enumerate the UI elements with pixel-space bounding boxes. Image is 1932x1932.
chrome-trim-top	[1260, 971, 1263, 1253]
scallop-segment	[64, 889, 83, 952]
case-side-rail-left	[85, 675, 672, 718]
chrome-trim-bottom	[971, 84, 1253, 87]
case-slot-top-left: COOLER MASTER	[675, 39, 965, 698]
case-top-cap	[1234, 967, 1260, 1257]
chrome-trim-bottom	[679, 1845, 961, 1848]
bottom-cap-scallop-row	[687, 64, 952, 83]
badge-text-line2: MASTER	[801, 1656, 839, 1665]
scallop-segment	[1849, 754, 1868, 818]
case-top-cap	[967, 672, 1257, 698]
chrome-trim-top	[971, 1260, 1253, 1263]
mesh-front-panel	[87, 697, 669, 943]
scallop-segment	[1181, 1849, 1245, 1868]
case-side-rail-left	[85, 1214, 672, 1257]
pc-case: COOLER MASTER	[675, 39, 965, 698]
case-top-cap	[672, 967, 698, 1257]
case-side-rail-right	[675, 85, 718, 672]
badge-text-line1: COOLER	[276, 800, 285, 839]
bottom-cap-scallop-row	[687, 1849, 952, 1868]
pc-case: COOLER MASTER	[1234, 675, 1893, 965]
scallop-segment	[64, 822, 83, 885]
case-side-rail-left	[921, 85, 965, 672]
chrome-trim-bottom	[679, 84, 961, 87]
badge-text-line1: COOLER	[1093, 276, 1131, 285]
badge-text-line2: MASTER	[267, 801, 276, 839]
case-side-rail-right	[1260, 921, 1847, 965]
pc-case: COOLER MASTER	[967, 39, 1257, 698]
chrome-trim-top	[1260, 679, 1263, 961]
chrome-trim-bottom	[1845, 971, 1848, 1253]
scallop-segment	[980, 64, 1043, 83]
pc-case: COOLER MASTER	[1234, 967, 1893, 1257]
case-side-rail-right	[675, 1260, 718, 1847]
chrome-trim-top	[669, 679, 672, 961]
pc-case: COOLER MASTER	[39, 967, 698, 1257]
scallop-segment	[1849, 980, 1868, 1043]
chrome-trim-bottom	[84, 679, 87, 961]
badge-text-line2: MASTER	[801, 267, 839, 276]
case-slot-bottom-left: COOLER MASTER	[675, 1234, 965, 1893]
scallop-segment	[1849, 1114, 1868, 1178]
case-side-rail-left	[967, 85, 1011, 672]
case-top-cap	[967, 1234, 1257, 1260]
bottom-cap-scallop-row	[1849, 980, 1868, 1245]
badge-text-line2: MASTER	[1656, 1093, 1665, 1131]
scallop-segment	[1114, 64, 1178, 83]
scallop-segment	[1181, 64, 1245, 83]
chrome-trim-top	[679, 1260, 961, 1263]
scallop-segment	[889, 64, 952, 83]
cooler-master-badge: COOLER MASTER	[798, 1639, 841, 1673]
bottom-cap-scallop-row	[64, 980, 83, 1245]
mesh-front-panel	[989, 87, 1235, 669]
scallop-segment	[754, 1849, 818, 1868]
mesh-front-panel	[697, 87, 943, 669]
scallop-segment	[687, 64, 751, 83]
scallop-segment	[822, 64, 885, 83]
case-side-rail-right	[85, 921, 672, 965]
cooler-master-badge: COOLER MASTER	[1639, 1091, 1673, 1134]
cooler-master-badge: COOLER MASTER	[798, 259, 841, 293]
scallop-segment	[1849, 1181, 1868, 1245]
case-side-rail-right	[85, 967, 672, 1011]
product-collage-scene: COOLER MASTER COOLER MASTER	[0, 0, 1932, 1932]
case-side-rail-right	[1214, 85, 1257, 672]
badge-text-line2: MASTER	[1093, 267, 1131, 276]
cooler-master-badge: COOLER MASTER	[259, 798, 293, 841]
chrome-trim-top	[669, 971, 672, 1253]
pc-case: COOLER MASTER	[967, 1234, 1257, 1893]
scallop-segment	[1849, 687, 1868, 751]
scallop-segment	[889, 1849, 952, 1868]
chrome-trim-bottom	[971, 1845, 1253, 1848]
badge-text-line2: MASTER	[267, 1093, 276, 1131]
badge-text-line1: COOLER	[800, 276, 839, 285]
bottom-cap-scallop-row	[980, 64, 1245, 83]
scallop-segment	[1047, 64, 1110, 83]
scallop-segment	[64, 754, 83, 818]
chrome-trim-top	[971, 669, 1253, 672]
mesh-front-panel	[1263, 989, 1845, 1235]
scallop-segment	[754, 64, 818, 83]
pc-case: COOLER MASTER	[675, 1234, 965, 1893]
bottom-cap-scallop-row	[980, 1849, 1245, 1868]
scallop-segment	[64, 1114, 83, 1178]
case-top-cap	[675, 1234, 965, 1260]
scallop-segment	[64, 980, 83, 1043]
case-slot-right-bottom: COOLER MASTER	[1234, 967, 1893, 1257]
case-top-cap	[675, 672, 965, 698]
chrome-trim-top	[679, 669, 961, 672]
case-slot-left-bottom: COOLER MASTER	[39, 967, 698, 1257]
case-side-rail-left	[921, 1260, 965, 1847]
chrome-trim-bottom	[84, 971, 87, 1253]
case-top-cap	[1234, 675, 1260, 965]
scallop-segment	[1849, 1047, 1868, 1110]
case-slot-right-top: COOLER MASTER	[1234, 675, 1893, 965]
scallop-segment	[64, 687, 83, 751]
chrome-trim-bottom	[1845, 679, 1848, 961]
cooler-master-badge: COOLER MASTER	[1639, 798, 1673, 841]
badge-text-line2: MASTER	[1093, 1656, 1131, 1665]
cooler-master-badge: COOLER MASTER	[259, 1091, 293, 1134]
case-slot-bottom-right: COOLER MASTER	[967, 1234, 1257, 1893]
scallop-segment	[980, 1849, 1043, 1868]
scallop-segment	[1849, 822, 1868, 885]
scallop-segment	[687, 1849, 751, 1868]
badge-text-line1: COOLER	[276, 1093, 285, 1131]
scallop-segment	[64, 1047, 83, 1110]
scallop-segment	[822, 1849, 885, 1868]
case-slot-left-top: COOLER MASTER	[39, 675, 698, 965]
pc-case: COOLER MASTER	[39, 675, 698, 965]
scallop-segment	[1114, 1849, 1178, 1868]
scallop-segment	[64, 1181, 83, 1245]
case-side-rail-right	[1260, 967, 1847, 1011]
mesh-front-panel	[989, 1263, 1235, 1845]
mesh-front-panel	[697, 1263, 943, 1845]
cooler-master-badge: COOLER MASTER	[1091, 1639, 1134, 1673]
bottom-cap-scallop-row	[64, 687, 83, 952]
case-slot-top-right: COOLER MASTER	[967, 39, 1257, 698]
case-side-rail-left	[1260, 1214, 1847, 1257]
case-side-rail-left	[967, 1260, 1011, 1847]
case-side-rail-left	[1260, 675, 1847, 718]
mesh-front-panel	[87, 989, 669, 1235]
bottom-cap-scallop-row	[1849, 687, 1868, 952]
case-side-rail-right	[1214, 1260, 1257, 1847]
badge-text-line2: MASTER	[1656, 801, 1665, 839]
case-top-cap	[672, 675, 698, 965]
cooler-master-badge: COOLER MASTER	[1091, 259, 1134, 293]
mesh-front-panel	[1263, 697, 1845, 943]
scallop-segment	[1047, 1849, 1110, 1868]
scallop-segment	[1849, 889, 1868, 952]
·····
> _WHAT IS EXPECTED_
Reproduce the items word for word, from the first line through the line containing "84, 961, 87]", with that line included.

> _FULL SOLUTION_
enumerate the UI elements with pixel-space bounding boxes. Image is 1932x1932.
chrome-trim-top	[1260, 971, 1263, 1253]
scallop-segment	[64, 889, 83, 952]
case-side-rail-left	[85, 675, 672, 718]
chrome-trim-bottom	[971, 84, 1253, 87]
case-slot-top-left: COOLER MASTER	[675, 39, 965, 698]
case-top-cap	[1234, 967, 1260, 1257]
chrome-trim-bottom	[679, 1845, 961, 1848]
bottom-cap-scallop-row	[687, 64, 952, 83]
badge-text-line2: MASTER	[801, 1656, 839, 1665]
scallop-segment	[1849, 754, 1868, 818]
case-top-cap	[967, 672, 1257, 698]
chrome-trim-top	[971, 1260, 1253, 1263]
mesh-front-panel	[87, 697, 669, 943]
scallop-segment	[1181, 1849, 1245, 1868]
case-side-rail-left	[85, 1214, 672, 1257]
pc-case: COOLER MASTER	[675, 39, 965, 698]
case-top-cap	[672, 967, 698, 1257]
case-side-rail-right	[675, 85, 718, 672]
badge-text-line1: COOLER	[276, 800, 285, 839]
bottom-cap-scallop-row	[687, 1849, 952, 1868]
pc-case: COOLER MASTER	[1234, 675, 1893, 965]
scallop-segment	[64, 822, 83, 885]
case-side-rail-left	[921, 85, 965, 672]
chrome-trim-bottom	[679, 84, 961, 87]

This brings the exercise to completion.